Exercise aim:
Copy out all the entries exactly.

====== Listed records

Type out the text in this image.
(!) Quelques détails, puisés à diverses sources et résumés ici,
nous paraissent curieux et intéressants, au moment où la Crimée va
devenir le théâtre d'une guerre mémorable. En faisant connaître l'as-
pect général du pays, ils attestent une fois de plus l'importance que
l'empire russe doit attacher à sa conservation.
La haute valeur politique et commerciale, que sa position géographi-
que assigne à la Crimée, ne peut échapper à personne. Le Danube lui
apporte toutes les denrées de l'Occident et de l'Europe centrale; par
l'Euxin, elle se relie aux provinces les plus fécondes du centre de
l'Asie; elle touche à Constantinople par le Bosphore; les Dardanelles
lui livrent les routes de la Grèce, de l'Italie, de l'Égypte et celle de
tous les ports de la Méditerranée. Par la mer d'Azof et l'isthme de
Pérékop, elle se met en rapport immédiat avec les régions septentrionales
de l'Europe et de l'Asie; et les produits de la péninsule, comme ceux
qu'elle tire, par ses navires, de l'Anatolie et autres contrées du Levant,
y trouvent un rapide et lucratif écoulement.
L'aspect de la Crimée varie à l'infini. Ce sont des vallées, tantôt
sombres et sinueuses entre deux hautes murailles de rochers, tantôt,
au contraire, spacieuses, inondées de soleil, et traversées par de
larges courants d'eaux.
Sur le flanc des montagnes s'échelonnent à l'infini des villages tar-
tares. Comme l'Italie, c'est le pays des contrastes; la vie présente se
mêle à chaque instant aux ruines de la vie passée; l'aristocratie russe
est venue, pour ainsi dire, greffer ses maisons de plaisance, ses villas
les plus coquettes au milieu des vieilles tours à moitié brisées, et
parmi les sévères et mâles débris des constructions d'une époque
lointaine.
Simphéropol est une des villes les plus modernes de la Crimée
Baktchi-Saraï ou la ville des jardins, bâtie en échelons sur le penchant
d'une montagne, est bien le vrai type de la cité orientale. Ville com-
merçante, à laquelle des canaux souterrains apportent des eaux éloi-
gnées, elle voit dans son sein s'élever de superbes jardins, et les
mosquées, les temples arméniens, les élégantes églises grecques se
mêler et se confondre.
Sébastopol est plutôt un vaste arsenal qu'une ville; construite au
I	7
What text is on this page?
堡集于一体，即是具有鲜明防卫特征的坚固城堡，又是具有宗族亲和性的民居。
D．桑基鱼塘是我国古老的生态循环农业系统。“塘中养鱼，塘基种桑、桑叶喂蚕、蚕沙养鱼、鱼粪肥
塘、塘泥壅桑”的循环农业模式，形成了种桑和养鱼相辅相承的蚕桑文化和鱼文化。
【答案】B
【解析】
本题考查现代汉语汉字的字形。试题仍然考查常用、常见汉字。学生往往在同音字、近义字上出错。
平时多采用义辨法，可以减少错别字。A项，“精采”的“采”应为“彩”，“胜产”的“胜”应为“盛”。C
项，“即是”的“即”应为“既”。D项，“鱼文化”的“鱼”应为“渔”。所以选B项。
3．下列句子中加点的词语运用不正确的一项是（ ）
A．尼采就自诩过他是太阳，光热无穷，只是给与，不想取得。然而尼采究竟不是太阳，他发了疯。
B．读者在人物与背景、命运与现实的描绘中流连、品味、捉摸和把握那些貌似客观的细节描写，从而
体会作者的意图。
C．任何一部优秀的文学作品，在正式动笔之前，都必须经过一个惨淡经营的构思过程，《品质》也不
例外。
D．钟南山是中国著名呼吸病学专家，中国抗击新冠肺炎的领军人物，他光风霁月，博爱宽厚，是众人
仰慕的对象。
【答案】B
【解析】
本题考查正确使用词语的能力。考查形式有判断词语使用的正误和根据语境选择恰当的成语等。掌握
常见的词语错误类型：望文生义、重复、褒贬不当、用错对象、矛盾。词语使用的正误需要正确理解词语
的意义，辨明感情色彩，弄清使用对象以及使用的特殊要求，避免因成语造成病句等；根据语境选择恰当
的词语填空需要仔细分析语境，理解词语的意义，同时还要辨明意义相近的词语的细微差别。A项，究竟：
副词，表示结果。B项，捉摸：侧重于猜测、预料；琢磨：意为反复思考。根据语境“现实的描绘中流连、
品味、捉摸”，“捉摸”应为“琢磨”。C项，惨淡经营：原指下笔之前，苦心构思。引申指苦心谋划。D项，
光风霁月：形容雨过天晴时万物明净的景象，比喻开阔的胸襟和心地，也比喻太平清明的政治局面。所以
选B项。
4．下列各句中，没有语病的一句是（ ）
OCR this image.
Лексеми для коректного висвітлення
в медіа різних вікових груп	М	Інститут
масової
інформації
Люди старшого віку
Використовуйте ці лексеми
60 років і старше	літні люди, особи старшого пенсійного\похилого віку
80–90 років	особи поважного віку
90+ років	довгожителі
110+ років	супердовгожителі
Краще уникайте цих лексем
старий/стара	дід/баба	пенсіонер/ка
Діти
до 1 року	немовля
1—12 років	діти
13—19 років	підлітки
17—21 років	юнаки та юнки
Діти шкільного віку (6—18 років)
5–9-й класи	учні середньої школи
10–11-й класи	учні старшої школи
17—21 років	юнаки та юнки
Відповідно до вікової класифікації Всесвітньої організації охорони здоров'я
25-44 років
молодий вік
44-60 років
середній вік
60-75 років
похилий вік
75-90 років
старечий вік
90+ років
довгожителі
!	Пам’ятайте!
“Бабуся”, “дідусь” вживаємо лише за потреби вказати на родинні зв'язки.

============

Reply to the exercise:
Type out the text in this image.
(!) Quelques détails, puisés à diverses sources et résumés ici,
nous paraissent curieux et intéressants, au moment où la Crimée va
devenir le théâtre d'une guerre mémorable. En faisant connaître l'as-
pect général du pays, ils attestent une fois de plus l'importance que
l'empire russe doit attacher à sa conservation.
La haute valeur politique et commerciale, que sa position géographi-
que assigne à la Crimée, ne peut échapper à personne. Le Danube lui
apporte toutes les denrées de l'Occident et de l'Europe centrale; par
l'Euxin, elle se relie aux provinces les plus fécondes du centre de
l'Asie; elle touche à Constantinople par le Bosphore; les Dardanelles
lui livrent les routes de la Grèce, de l'Italie, de l'Égypte et celle de
tous les ports de la Méditerranée. Par la mer d'Azof et l'isthme de
Pérékop, elle se met en rapport immédiat avec les régions septentrionales
de l'Europe et de l'Asie; et les produits de la péninsule, comme ceux
qu'elle tire, par ses navires, de l'Anatolie et autres contrées du Levant,
y trouvent un rapide et lucratif écoulement.
L'aspect de la Crimée varie à l'infini. Ce sont des vallées, tantôt
sombres et sinueuses entre deux hautes murailles de rochers, tantôt,
au contraire, spacieuses, inondées de soleil, et traversées par de
larges courants d'eaux.
Sur le flanc des montagnes s'échelonnent à l'infini des villages tar-
tares. Comme l'Italie, c'est le pays des contrastes; la vie présente se
mêle à chaque instant aux ruines de la vie passée; l'aristocratie russe
est venue, pour ainsi dire, greffer ses maisons de plaisance, ses villas
les plus coquettes au milieu des vieilles tours à moitié brisées, et
parmi les sévères et mâles débris des constructions d'une époque
lointaine.
Simphéropol est une des villes les plus modernes de la Crimée
Baktchi-Saraï ou la ville des jardins, bâtie en échelons sur le penchant
d'une montagne, est bien le vrai type de la cité orientale. Ville com-
merçante, à laquelle des canaux souterrains apportent des eaux éloi-
gnées, elle voit dans son sein s'élever de superbes jardins, et les
mosquées, les temples arméniens, les élégantes églises grecques se
mêler et se confondre.
Sébastopol est plutôt un vaste arsenal qu'une ville; construite au
I	7
What text is on this page?
堡集于一体，即是具有鲜明防卫特征的坚固城堡，又是具有宗族亲和性的民居。
D．桑基鱼塘是我国古老的生态循环农业系统。“塘中养鱼，塘基种桑、桑叶喂蚕、蚕沙养鱼、鱼粪肥
塘、塘泥壅桑”的循环农业模式，形成了种桑和养鱼相辅相承的蚕桑文化和鱼文化。
【答案】B
【解析】
本题考查现代汉语汉字的字形。试题仍然考查常用、常见汉字。学生往往在同音字、近义字上出错。
平时多采用义辨法，可以减少错别字。A项，“精采”的“采”应为“彩”，“胜产”的“胜”应为“盛”。C
项，“即是”的“即”应为“既”。D项，“鱼文化”的“鱼”应为“渔”。所以选B项。
3．下列句子中加点的词语运用不正确的一项是（ ）
A．尼采就自诩过他是太阳，光热无穷，只是给与，不想取得。然而尼采究竟不是太阳，他发了疯。
B．读者在人物与背景、命运与现实的描绘中流连、品味、捉摸和把握那些貌似客观的细节描写，从而
体会作者的意图。
C．任何一部优秀的文学作品，在正式动笔之前，都必须经过一个惨淡经营的构思过程，《品质》也不
例外。
D．钟南山是中国著名呼吸病学专家，中国抗击新冠肺炎的领军人物，他光风霁月，博爱宽厚，是众人
仰慕的对象。
【答案】B
【解析】
本题考查正确使用词语的能力。考查形式有判断词语使用的正误和根据语境选择恰当的成语等。掌握
常见的词语错误类型：望文生义、重复、褒贬不当、用错对象、矛盾。词语使用的正误需要正确理解词语
的意义，辨明感情色彩，弄清使用对象以及使用的特殊要求，避免因成语造成病句等；根据语境选择恰当
的词语填空需要仔细分析语境，理解词语的意义，同时还要辨明意义相近的词语的细微差别。A项，究竟：
副词，表示结果。B项，捉摸：侧重于猜测、预料；琢磨：意为反复思考。根据语境“现实的描绘中流连、
品味、捉摸”，“捉摸”应为“琢磨”。C项，惨淡经营：原指下笔之前，苦心构思。引申指苦心谋划。D项，
光风霁月：形容雨过天晴时万物明净的景象，比喻开阔的胸襟和心地，也比喻太平清明的政治局面。所以
选B项。
4．下列各句中，没有语病的一句是（ ）
OCR this image.
Лексеми для коректного висвітлення
в медіа різних вікових груп	М	Інститут
масової
інформації
Люди старшого віку
Використовуйте ці лексеми
60 років і старше	літні люди, особи старшого пенсійного\похилого віку
80–90 років	особи поважного віку
90+ років	довгожителі
110+ років	супердовгожителі
Краще уникайте цих лексем
старий/стара	дід/баба	пенсіонер/ка
Діти
до 1 року	немовля
1—12 років	діти
13—19 років	підлітки
17—21 років	юнаки та юнки
Діти шкільного віку (6—18 років)
5–9-й класи	учні середньої школи
10–11-й класи	учні старшої школи
17—21 років	юнаки та юнки
Відповідно до вікової класифікації Всесвітньої організації охорони здоров'я
25-44 років
молодий вік
44-60 років
середній вік
60-75 років
похилий вік
75-90 років
старечий вік
90+ років
довгожителі
!	Пам’ятайте!
“Бабуся”, “дідусь” вживаємо лише за потреби вказати на родинні зв'язки.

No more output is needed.